--- MATERIAL SHOWN ---

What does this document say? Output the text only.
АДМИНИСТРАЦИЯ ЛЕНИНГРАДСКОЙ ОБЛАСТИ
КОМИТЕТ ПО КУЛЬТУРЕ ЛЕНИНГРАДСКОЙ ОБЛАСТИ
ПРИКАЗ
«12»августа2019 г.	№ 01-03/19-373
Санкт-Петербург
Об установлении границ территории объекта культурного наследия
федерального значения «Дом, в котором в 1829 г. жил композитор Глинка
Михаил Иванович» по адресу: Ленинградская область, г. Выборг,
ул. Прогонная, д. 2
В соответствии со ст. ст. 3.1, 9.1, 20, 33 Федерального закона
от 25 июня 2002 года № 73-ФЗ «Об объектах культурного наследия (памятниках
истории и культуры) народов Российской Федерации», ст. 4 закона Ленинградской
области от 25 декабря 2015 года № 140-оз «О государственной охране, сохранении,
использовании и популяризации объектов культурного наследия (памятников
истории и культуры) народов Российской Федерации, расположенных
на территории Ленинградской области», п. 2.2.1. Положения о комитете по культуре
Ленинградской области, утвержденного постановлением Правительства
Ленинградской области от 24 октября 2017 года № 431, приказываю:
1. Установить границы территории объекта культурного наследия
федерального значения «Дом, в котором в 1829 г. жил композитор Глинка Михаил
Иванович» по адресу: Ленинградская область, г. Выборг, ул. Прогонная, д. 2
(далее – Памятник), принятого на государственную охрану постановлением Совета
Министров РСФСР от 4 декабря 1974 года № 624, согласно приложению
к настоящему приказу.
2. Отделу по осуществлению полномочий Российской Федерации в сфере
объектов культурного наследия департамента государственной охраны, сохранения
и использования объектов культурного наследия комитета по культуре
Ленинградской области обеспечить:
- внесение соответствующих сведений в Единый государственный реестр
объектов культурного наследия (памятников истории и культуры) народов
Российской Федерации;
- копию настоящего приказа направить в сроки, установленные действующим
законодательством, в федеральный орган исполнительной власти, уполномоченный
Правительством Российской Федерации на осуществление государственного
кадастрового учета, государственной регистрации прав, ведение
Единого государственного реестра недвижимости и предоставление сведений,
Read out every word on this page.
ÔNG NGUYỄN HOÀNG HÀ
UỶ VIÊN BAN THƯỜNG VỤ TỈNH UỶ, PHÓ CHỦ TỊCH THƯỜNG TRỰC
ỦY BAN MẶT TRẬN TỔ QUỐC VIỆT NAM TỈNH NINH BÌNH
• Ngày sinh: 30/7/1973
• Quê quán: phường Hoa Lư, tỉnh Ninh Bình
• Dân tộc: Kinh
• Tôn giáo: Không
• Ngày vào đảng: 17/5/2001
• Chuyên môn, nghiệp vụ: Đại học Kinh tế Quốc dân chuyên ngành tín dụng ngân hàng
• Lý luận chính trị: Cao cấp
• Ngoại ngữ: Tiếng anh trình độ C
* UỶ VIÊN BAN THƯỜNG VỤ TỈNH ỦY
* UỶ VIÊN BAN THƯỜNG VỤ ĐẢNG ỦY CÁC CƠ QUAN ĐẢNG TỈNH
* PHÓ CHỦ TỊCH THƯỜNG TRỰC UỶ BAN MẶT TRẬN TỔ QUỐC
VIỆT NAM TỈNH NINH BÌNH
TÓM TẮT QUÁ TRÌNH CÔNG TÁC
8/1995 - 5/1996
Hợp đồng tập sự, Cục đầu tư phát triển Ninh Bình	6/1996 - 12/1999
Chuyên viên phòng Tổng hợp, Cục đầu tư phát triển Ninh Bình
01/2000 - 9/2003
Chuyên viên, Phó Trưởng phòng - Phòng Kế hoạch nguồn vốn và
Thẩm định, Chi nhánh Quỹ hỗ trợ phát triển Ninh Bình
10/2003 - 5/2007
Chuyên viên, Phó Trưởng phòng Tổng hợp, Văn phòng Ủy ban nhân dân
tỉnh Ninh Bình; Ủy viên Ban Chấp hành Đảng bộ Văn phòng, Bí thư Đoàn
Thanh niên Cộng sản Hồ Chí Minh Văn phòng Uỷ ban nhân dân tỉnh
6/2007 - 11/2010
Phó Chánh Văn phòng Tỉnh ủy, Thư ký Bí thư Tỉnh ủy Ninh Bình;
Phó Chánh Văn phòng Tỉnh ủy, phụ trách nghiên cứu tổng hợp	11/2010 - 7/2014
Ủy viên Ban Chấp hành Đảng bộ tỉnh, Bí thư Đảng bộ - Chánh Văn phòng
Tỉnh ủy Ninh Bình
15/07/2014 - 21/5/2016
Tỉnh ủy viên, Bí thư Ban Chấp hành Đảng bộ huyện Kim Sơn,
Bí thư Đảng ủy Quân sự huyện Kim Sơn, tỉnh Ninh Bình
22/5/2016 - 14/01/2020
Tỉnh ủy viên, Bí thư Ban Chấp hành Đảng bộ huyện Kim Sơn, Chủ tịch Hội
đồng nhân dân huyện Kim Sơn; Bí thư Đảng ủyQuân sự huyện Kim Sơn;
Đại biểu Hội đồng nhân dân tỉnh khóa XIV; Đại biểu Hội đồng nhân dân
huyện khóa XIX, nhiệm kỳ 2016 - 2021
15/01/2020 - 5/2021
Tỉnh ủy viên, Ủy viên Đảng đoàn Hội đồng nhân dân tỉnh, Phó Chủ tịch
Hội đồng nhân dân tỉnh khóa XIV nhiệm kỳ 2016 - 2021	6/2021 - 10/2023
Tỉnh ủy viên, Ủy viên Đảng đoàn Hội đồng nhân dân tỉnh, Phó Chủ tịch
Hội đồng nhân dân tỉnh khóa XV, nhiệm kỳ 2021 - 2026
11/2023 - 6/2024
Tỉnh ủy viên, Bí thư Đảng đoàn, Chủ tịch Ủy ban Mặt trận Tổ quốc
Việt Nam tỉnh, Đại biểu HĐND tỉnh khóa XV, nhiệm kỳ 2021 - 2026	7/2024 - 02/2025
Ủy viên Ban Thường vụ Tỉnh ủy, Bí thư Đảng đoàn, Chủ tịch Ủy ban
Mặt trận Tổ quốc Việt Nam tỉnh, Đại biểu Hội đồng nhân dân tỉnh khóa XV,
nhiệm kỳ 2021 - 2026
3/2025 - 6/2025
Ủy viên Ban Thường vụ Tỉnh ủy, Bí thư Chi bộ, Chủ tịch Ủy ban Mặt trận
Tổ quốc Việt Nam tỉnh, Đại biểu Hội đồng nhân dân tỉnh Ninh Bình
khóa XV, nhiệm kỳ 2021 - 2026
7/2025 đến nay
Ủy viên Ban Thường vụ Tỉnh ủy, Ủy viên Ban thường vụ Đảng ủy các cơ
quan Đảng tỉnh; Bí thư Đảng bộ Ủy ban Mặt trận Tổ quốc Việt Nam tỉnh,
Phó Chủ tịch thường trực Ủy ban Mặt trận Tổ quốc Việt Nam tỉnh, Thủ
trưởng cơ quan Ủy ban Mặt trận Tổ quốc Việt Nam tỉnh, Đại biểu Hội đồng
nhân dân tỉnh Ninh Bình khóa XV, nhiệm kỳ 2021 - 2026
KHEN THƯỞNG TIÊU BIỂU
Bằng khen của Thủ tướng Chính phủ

---

* YOUR OBJECTIVE *
Reproduce the data, keeping every line exactly the same.

* TASK RESULT *
What does this document say? Output the text only.
АДМИНИСТРАЦИЯ ЛЕНИНГРАДСКОЙ ОБЛАСТИ
КОМИТЕТ ПО КУЛЬТУРЕ ЛЕНИНГРАДСКОЙ ОБЛАСТИ
ПРИКАЗ
«12»августа2019 г.	№ 01-03/19-373
Санкт-Петербург
Об установлении границ территории объекта культурного наследия
федерального значения «Дом, в котором в 1829 г. жил композитор Глинка
Михаил Иванович» по адресу: Ленинградская область, г. Выборг,
ул. Прогонная, д. 2
В соответствии со ст. ст. 3.1, 9.1, 20, 33 Федерального закона
от 25 июня 2002 года № 73-ФЗ «Об объектах культурного наследия (памятниках
истории и культуры) народов Российской Федерации», ст. 4 закона Ленинградской
области от 25 декабря 2015 года № 140-оз «О государственной охране, сохранении,
использовании и популяризации объектов культурного наследия (памятников
истории и культуры) народов Российской Федерации, расположенных
на территории Ленинградской области», п. 2.2.1. Положения о комитете по культуре
Ленинградской области, утвержденного постановлением Правительства
Ленинградской области от 24 октября 2017 года № 431, приказываю:
1. Установить границы территории объекта культурного наследия
федерального значения «Дом, в котором в 1829 г. жил композитор Глинка Михаил
Иванович» по адресу: Ленинградская область, г. Выборг, ул. Прогонная, д. 2
(далее – Памятник), принятого на государственную охрану постановлением Совета
Министров РСФСР от 4 декабря 1974 года № 624, согласно приложению
к настоящему приказу.
2. Отделу по осуществлению полномочий Российской Федерации в сфере
объектов культурного наследия департамента государственной охраны, сохранения
и использования объектов культурного наследия комитета по культуре
Ленинградской области обеспечить:
- внесение соответствующих сведений в Единый государственный реестр
объектов культурного наследия (памятников истории и культуры) народов
Российской Федерации;
- копию настоящего приказа направить в сроки, установленные действующим
законодательством, в федеральный орган исполнительной власти, уполномоченный
Правительством Российской Федерации на осуществление государственного
кадастрового учета, государственной регистрации прав, ведение
Единого государственного реестра недвижимости и предоставление сведений,
Read out every word on this page.
ÔNG NGUYỄN HOÀNG HÀ
UỶ VIÊN BAN THƯỜNG VỤ TỈNH UỶ, PHÓ CHỦ TỊCH THƯỜNG TRỰC
ỦY BAN MẶT TRẬN TỔ QUỐC VIỆT NAM TỈNH NINH BÌNH
• Ngày sinh: 30/7/1973
• Quê quán: phường Hoa Lư, tỉnh Ninh Bình
• Dân tộc: Kinh
• Tôn giáo: Không
• Ngày vào đảng: 17/5/2001
• Chuyên môn, nghiệp vụ: Đại học Kinh tế Quốc dân chuyên ngành tín dụng ngân hàng
• Lý luận chính trị: Cao cấp
• Ngoại ngữ: Tiếng anh trình độ C
* UỶ VIÊN BAN THƯỜNG VỤ TỈNH ỦY
* UỶ VIÊN BAN THƯỜNG VỤ ĐẢNG ỦY CÁC CƠ QUAN ĐẢNG TỈNH
* PHÓ CHỦ TỊCH THƯỜNG TRỰC UỶ BAN MẶT TRẬN TỔ QUỐC
VIỆT NAM TỈNH NINH BÌNH
TÓM TẮT QUÁ TRÌNH CÔNG TÁC
8/1995 - 5/1996
Hợp đồng tập sự, Cục đầu tư phát triển Ninh Bình	6/1996 - 12/1999
Chuyên viên phòng Tổng hợp, Cục đầu tư phát triển Ninh Bình
01/2000 - 9/2003
Chuyên viên, Phó Trưởng phòng - Phòng Kế hoạch nguồn vốn và
Thẩm định, Chi nhánh Quỹ hỗ trợ phát triển Ninh Bình
10/2003 - 5/2007
Chuyên viên, Phó Trưởng phòng Tổng hợp, Văn phòng Ủy ban nhân dân
tỉnh Ninh Bình; Ủy viên Ban Chấp hành Đảng bộ Văn phòng, Bí thư Đoàn
Thanh niên Cộng sản Hồ Chí Minh Văn phòng Uỷ ban nhân dân tỉnh
6/2007 - 11/2010
Phó Chánh Văn phòng Tỉnh ủy, Thư ký Bí thư Tỉnh ủy Ninh Bình;
Phó Chánh Văn phòng Tỉnh ủy, phụ trách nghiên cứu tổng hợp	11/2010 - 7/2014
Ủy viên Ban Chấp hành Đảng bộ tỉnh, Bí thư Đảng bộ - Chánh Văn phòng
Tỉnh ủy Ninh Bình
15/07/2014 - 21/5/2016
Tỉnh ủy viên, Bí thư Ban Chấp hành Đảng bộ huyện Kim Sơn,
Bí thư Đảng ủy Quân sự huyện Kim Sơn, tỉnh Ninh Bình
22/5/2016 - 14/01/2020
Tỉnh ủy viên, Bí thư Ban Chấp hành Đảng bộ huyện Kim Sơn, Chủ tịch Hội
đồng nhân dân huyện Kim Sơn; Bí thư Đảng ủyQuân sự huyện Kim Sơn;
Đại biểu Hội đồng nhân dân tỉnh khóa XIV; Đại biểu Hội đồng nhân dân
huyện khóa XIX, nhiệm kỳ 2016 - 2021
15/01/2020 - 5/2021
Tỉnh ủy viên, Ủy viên Đảng đoàn Hội đồng nhân dân tỉnh, Phó Chủ tịch
Hội đồng nhân dân tỉnh khóa XIV nhiệm kỳ 2016 - 2021	6/2021 - 10/2023
Tỉnh ủy viên, Ủy viên Đảng đoàn Hội đồng nhân dân tỉnh, Phó Chủ tịch
Hội đồng nhân dân tỉnh khóa XV, nhiệm kỳ 2021 - 2026
11/2023 - 6/2024
Tỉnh ủy viên, Bí thư Đảng đoàn, Chủ tịch Ủy ban Mặt trận Tổ quốc
Việt Nam tỉnh, Đại biểu HĐND tỉnh khóa XV, nhiệm kỳ 2021 - 2026	7/2024 - 02/2025
Ủy viên Ban Thường vụ Tỉnh ủy, Bí thư Đảng đoàn, Chủ tịch Ủy ban
Mặt trận Tổ quốc Việt Nam tỉnh, Đại biểu Hội đồng nhân dân tỉnh khóa XV,
nhiệm kỳ 2021 - 2026
3/2025 - 6/2025
Ủy viên Ban Thường vụ Tỉnh ủy, Bí thư Chi bộ, Chủ tịch Ủy ban Mặt trận
Tổ quốc Việt Nam tỉnh, Đại biểu Hội đồng nhân dân tỉnh Ninh Bình
khóa XV, nhiệm kỳ 2021 - 2026
7/2025 đến nay
Ủy viên Ban Thường vụ Tỉnh ủy, Ủy viên Ban thường vụ Đảng ủy các cơ
quan Đảng tỉnh; Bí thư Đảng bộ Ủy ban Mặt trận Tổ quốc Việt Nam tỉnh,
Phó Chủ tịch thường trực Ủy ban Mặt trận Tổ quốc Việt Nam tỉnh, Thủ
trưởng cơ quan Ủy ban Mặt trận Tổ quốc Việt Nam tỉnh, Đại biểu Hội đồng
nhân dân tỉnh Ninh Bình khóa XV, nhiệm kỳ 2021 - 2026
KHEN THƯỞNG TIÊU BIỂU
Bằng khen của Thủ tướng Chính phủ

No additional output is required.